▶ **SOURCE MATERIAL**:

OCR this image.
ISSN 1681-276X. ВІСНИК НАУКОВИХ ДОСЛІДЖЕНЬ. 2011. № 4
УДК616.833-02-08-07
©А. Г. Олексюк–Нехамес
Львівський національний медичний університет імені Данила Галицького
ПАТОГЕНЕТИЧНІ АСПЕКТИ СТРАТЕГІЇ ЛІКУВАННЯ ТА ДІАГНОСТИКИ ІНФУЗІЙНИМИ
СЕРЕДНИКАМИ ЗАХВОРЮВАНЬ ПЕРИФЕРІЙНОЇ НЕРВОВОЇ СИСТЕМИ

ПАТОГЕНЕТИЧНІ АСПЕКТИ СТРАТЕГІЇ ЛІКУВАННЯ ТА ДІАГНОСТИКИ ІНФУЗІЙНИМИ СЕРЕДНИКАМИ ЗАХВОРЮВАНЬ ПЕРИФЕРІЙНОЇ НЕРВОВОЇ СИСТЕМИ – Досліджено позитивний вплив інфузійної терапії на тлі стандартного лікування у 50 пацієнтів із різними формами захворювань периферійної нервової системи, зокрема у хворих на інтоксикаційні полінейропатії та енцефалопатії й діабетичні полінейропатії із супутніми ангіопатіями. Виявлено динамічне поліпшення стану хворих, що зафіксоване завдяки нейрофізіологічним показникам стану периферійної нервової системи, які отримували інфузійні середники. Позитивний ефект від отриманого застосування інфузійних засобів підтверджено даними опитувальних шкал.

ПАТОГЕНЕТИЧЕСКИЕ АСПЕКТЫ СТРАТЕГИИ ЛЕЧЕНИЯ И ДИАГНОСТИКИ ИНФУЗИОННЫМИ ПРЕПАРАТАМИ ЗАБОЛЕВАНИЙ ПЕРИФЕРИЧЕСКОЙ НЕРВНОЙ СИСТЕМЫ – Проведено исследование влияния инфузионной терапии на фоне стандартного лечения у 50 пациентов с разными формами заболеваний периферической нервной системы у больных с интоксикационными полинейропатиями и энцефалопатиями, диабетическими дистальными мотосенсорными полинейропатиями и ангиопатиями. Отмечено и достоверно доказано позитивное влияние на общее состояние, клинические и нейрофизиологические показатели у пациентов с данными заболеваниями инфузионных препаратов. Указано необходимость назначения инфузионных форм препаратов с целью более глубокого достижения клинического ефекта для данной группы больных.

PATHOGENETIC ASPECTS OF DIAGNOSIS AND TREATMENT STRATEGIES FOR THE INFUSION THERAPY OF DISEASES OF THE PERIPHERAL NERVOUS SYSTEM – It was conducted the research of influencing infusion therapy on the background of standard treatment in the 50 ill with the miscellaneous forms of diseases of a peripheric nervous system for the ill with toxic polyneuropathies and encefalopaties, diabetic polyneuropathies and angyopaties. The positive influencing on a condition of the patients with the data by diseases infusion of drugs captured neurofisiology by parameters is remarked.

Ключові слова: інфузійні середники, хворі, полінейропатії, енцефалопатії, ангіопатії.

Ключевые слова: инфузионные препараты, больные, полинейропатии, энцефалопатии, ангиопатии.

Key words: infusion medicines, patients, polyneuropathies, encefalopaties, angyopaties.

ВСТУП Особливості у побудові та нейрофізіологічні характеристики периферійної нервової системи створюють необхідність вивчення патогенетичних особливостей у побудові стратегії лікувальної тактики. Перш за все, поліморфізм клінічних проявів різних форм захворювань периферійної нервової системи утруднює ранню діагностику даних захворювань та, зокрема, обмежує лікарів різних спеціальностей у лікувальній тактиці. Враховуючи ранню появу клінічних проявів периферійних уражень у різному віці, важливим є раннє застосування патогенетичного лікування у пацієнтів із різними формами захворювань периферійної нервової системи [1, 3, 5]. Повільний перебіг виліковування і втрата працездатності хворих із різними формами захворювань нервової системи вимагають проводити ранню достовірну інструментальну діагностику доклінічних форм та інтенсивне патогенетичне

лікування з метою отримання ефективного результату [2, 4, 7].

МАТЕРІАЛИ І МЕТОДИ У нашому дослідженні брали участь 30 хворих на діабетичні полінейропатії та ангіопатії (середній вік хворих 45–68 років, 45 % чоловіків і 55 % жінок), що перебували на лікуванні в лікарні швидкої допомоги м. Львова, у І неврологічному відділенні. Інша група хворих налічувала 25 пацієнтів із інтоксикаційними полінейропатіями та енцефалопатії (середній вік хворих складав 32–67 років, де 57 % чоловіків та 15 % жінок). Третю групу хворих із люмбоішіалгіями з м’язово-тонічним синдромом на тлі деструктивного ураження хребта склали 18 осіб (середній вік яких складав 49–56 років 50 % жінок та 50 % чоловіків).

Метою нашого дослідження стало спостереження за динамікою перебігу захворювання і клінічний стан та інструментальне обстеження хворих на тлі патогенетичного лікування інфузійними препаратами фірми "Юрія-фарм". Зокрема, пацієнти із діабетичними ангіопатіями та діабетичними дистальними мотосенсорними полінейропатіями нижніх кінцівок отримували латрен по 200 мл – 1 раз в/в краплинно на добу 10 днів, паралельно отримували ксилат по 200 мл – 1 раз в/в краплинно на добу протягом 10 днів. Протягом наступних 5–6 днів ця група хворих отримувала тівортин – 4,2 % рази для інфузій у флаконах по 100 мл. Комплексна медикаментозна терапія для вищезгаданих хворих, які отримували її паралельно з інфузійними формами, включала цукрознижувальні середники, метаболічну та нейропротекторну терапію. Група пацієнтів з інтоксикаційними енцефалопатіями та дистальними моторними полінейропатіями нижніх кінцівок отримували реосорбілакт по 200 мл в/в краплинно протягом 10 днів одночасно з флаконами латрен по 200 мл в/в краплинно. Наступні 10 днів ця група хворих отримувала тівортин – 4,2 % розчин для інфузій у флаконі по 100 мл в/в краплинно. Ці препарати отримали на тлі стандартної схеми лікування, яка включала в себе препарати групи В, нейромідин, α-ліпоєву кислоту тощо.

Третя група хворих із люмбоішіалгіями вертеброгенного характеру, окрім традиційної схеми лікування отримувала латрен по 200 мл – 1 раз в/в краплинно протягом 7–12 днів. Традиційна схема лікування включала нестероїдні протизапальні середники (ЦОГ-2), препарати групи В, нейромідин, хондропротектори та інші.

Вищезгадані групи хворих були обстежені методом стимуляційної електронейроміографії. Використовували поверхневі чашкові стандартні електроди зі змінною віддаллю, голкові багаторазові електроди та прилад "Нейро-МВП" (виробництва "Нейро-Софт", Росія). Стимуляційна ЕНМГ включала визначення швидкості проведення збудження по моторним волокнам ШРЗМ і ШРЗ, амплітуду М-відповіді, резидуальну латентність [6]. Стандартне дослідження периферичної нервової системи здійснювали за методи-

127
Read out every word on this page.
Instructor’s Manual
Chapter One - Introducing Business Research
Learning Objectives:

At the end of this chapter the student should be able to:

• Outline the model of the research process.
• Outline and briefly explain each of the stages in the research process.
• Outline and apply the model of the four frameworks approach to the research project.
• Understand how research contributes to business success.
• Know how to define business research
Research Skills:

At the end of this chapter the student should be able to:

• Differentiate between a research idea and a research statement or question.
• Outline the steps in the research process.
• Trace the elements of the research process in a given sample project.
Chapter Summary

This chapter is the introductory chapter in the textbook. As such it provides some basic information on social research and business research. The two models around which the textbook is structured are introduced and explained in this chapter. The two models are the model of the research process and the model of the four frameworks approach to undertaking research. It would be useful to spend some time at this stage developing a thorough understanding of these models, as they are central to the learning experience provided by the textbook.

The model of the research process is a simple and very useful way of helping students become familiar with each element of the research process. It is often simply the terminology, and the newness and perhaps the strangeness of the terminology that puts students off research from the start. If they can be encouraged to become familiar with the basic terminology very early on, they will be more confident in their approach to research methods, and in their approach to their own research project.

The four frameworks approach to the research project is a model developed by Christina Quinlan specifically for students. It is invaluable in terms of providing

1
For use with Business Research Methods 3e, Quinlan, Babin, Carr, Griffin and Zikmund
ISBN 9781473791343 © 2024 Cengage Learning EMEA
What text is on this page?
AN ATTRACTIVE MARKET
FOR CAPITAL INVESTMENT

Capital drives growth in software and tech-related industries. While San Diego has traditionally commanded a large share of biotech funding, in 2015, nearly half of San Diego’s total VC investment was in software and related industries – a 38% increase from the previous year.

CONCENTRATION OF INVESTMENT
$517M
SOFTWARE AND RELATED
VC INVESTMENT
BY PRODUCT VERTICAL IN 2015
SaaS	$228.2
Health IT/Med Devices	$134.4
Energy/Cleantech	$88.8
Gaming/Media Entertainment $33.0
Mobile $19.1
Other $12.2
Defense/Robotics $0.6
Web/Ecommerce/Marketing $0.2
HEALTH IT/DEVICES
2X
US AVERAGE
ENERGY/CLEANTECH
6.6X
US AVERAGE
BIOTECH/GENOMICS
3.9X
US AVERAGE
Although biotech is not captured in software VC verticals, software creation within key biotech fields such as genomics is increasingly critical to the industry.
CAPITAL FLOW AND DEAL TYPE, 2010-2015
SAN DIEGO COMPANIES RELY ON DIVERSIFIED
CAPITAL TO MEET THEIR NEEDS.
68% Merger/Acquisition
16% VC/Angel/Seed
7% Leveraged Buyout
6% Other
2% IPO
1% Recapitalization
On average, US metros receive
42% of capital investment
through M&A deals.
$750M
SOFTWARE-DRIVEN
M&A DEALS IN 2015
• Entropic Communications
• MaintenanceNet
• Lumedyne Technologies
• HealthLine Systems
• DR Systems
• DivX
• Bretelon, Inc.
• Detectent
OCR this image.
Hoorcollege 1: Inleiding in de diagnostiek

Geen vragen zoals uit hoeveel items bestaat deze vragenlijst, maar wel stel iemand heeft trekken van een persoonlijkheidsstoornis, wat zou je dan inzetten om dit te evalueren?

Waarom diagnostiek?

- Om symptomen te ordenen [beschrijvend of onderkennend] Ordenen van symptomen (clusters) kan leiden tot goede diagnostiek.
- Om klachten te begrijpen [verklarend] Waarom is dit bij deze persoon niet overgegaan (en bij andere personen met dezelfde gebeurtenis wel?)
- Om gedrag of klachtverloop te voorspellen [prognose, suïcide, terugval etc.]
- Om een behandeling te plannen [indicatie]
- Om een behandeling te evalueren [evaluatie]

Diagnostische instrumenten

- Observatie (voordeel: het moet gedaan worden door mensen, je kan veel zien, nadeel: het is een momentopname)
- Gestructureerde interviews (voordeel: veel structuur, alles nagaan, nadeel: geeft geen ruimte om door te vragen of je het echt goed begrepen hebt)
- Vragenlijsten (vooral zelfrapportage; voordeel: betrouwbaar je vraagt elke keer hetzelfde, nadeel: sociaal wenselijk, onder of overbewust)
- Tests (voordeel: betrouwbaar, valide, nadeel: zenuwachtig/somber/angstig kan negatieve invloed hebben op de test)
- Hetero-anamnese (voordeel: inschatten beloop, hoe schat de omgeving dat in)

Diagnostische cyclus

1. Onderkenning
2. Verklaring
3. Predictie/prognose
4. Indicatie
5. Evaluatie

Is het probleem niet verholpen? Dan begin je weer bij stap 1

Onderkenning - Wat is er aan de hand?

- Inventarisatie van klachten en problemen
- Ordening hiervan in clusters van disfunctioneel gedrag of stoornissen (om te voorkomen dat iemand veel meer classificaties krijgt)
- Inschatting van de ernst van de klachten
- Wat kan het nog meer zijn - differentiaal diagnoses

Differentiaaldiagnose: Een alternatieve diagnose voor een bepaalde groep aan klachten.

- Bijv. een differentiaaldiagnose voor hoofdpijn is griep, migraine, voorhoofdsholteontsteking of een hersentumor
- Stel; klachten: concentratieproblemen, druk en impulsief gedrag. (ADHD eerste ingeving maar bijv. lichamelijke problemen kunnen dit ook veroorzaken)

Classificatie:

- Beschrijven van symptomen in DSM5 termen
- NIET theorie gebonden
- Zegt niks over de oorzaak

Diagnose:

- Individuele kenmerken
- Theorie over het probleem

▶ **TASK ITEM**:
The expected output is every line of the records in which the string "Outline" appears.

▶ **EXERCISE OUTPUT**:
• Outline the model of the research process.
• Outline and briefly explain each of the stages in the research process.
• Outline and apply the model of the four frameworks approach to the research project.
• Outline the steps in the research process.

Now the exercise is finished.